▶ [What to produce]: Omit the pictures and output every entry below exactly as written.

▶ [Data entries]:
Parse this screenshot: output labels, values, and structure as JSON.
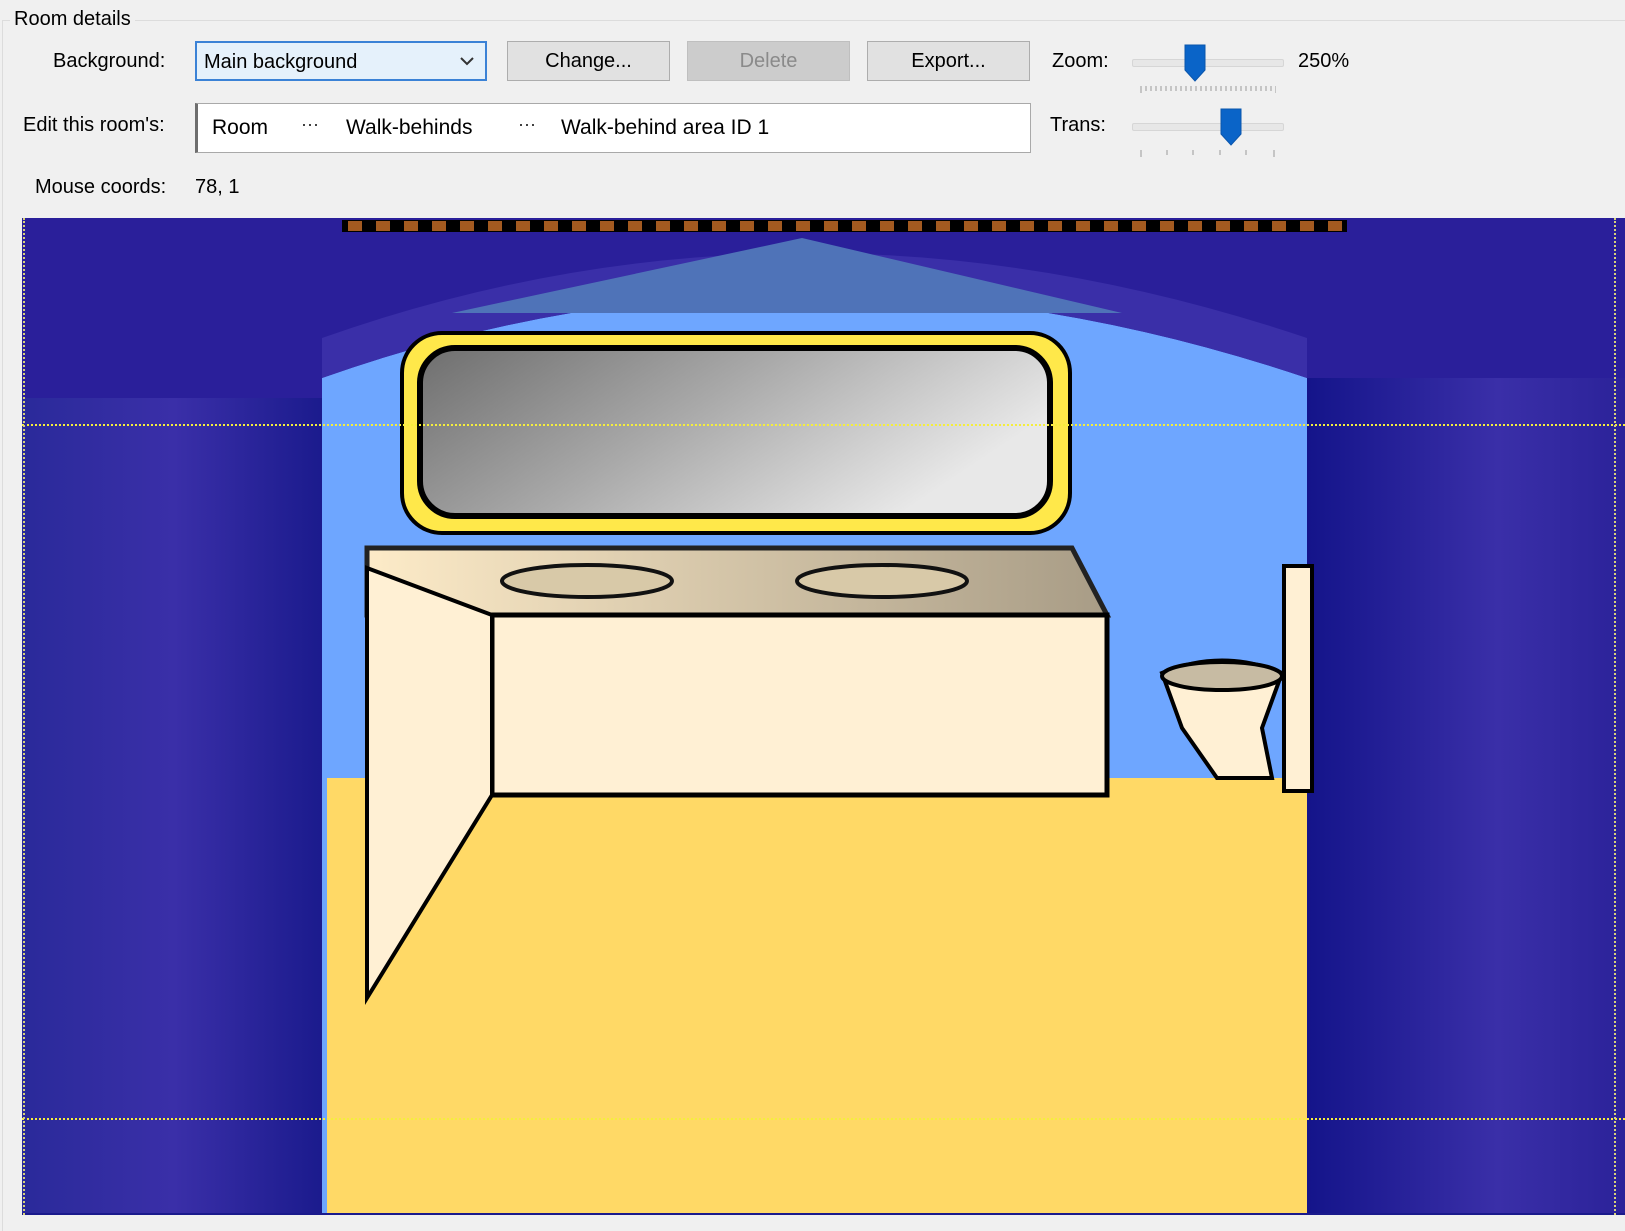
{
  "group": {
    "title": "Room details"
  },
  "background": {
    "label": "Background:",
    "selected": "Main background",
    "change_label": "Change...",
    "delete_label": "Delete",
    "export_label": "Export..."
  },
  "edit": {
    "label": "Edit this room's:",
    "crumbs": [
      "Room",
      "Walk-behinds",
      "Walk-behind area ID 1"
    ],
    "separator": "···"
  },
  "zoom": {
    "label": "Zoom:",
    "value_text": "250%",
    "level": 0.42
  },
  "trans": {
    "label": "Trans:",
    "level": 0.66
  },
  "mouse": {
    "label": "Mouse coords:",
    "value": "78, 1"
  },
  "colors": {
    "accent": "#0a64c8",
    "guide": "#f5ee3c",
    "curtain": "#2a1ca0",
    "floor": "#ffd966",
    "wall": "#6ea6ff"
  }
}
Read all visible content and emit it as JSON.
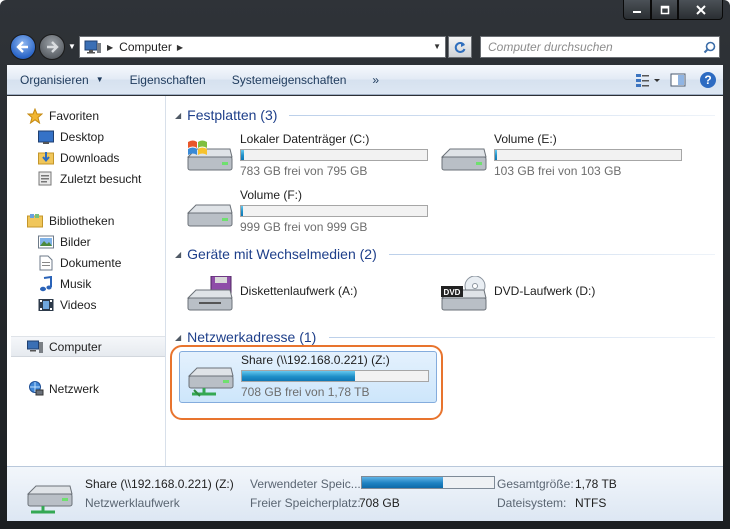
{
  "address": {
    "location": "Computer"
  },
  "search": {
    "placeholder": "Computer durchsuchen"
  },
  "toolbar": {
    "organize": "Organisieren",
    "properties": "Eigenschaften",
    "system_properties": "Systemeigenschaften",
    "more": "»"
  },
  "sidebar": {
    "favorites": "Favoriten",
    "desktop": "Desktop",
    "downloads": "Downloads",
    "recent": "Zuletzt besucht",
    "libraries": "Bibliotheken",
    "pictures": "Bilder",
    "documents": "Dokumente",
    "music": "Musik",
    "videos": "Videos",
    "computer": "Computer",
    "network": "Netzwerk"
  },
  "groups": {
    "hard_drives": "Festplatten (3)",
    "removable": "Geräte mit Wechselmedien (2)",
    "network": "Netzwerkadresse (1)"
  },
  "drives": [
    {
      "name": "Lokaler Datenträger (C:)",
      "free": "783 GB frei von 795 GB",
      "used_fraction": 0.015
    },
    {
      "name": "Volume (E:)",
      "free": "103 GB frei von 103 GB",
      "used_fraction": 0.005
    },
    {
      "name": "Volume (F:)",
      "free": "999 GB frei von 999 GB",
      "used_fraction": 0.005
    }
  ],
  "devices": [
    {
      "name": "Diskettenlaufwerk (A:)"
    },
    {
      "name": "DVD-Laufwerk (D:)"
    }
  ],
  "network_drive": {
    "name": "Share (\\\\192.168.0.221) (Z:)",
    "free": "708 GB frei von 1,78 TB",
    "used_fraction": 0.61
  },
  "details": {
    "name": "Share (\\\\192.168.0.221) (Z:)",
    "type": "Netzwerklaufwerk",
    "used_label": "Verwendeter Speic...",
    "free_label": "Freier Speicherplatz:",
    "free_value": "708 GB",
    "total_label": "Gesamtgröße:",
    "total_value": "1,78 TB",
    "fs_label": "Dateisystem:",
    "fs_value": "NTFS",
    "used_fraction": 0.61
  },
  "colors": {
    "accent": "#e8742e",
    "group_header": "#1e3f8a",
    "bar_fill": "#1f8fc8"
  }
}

▶ [Result]:
Parse this screenshot: output labels, values, and structure as JSON.
{
  "group": {
    "title": "Room details"
  },
  "background": {
    "label": "Background:",
    "selected": "Main background",
    "change_label": "Change...",
    "delete_label": "Delete",
    "export_label": "Export..."
  },
  "edit": {
    "label": "Edit this room's:",
    "crumbs": [
      "Room",
      "Walk-behinds",
      "Walk-behind area ID 1"
    ],
    "separator": "···"
  },
  "zoom": {
    "label": "Zoom:",
    "value_text": "250%",
    "level": 0.42
  },
  "trans": {
    "label": "Trans:",
    "level": 0.66
  },
  "mouse": {
    "label": "Mouse coords:",
    "value": "78, 1"
  },
  "colors": {
    "accent": "#0a64c8",
    "guide": "#f5ee3c",
    "curtain": "#2a1ca0",
    "floor": "#ffd966",
    "wall": "#6ea6ff"
  }
}
Read all visible content and emit it as JSON.
{
  "address": {
    "location": "Computer"
  },
  "search": {
    "placeholder": "Computer durchsuchen"
  },
  "toolbar": {
    "organize": "Organisieren",
    "properties": "Eigenschaften",
    "system_properties": "Systemeigenschaften",
    "more": "»"
  },
  "sidebar": {
    "favorites": "Favoriten",
    "desktop": "Desktop",
    "downloads": "Downloads",
    "recent": "Zuletzt besucht",
    "libraries": "Bibliotheken",
    "pictures": "Bilder",
    "documents": "Dokumente",
    "music": "Musik",
    "videos": "Videos",
    "computer": "Computer",
    "network": "Netzwerk"
  },
  "groups": {
    "hard_drives": "Festplatten (3)",
    "removable": "Geräte mit Wechselmedien (2)",
    "network": "Netzwerkadresse (1)"
  },
  "drives": [
    {
      "name": "Lokaler Datenträger (C:)",
      "free": "783 GB frei von 795 GB",
      "used_fraction": 0.015
    },
    {
      "name": "Volume (E:)",
      "free": "103 GB frei von 103 GB",
      "used_fraction": 0.005
    },
    {
      "name": "Volume (F:)",
      "free": "999 GB frei von 999 GB",
      "used_fraction": 0.005
    }
  ],
  "devices": [
    {
      "name": "Diskettenlaufwerk (A:)"
    },
    {
      "name": "DVD-Laufwerk (D:)"
    }
  ],
  "network_drive": {
    "name": "Share (\\\\192.168.0.221) (Z:)",
    "free": "708 GB frei von 1,78 TB",
    "used_fraction": 0.61
  },
  "details": {
    "name": "Share (\\\\192.168.0.221) (Z:)",
    "type": "Netzwerklaufwerk",
    "used_label": "Verwendeter Speic...",
    "free_label": "Freier Speicherplatz:",
    "free_value": "708 GB",
    "total_label": "Gesamtgröße:",
    "total_value": "1,78 TB",
    "fs_label": "Dateisystem:",
    "fs_value": "NTFS",
    "used_fraction": 0.61
  },
  "colors": {
    "accent": "#e8742e",
    "group_header": "#1e3f8a",
    "bar_fill": "#1f8fc8"
  }
}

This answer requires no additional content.